### THE TASK
Check each line of the listing below for the string "super", and copy the ones that have it.

◆ ◆ ◆ ◆ ◆ ◆ ◆

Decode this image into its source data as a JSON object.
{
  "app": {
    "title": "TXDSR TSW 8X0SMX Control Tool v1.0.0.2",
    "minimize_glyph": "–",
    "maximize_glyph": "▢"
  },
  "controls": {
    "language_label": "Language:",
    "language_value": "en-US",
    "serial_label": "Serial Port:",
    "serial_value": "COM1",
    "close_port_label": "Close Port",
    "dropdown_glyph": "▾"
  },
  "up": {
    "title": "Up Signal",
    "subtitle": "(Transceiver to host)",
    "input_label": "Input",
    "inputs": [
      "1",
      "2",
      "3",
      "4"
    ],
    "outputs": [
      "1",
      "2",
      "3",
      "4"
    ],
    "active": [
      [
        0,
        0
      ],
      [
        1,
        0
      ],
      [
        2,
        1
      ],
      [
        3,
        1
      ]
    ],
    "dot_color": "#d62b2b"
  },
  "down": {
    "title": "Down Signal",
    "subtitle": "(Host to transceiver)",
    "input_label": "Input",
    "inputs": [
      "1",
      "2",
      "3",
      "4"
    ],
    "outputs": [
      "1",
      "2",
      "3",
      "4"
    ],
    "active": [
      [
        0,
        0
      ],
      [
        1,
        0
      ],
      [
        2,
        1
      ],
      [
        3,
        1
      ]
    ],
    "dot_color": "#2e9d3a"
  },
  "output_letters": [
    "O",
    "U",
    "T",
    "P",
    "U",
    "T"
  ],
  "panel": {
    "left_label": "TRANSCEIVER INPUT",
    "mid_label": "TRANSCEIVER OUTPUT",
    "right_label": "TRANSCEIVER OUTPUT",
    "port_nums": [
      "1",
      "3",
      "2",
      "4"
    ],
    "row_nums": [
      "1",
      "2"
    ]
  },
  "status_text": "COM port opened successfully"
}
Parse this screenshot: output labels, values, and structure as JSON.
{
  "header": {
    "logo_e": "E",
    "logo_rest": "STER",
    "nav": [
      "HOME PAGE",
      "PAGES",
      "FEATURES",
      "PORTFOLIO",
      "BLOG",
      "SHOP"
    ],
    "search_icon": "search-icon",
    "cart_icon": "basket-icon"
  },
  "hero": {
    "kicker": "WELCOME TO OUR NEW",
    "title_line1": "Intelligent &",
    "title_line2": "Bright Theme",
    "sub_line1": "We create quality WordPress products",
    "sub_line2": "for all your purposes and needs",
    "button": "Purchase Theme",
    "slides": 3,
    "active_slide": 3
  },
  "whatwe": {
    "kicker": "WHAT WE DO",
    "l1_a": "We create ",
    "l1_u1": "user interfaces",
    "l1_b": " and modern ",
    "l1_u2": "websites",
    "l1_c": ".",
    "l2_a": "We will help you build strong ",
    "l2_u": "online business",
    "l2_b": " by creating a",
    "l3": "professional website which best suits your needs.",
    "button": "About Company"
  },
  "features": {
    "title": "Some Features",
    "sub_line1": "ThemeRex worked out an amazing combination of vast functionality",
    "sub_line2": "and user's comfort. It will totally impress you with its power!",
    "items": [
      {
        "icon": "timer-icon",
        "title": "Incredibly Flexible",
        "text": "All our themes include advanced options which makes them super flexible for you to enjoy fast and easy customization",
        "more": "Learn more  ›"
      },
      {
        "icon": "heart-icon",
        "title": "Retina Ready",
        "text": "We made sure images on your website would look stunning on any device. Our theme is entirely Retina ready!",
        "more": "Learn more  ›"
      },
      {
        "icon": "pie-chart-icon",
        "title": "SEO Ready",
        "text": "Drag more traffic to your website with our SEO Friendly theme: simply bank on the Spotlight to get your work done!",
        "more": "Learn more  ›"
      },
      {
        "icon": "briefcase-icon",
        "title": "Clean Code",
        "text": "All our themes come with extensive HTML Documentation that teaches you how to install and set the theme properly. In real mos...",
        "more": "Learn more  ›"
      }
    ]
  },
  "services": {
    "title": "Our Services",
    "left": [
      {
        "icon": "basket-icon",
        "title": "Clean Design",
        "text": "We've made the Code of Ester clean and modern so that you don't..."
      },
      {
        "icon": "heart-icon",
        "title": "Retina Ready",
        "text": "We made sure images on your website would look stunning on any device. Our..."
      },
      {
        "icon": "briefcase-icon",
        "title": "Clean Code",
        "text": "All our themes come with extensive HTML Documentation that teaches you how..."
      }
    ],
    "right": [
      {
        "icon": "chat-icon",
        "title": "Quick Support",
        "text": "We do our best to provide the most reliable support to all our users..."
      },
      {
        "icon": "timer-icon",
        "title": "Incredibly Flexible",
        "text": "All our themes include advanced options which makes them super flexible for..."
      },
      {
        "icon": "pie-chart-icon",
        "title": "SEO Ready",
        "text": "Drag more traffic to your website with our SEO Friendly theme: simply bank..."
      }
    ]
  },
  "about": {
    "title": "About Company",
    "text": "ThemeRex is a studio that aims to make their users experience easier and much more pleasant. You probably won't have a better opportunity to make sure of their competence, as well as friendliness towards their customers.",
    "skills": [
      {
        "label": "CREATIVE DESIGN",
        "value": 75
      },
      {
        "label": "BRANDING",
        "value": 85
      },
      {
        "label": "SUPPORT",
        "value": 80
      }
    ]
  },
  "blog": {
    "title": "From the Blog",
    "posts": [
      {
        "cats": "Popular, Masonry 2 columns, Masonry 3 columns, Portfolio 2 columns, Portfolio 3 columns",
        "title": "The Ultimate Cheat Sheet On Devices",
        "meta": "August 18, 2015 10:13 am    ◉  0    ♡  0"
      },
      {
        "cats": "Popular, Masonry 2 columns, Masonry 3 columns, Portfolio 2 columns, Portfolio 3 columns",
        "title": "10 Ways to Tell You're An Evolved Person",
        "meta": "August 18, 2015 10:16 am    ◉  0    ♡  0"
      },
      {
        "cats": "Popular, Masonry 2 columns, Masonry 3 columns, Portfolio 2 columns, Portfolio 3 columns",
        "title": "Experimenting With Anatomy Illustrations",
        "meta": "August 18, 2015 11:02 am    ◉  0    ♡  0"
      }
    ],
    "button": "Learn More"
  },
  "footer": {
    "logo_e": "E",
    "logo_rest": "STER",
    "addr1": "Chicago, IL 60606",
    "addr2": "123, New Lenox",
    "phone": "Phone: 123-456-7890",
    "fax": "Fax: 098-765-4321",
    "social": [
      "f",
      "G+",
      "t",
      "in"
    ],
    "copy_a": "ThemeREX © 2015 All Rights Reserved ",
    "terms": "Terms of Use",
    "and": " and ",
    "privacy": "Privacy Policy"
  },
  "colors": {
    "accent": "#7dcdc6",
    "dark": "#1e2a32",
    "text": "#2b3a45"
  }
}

◆ ◆ ◆ ◆ ◆ ◆ ◆

### OUTPUT FOR THIS EXERCISE
        "text": "All our themes include advanced options which makes them super flexible for you to enjoy fast and easy customization",
        "text": "All our themes include advanced options which makes them super flexible for..."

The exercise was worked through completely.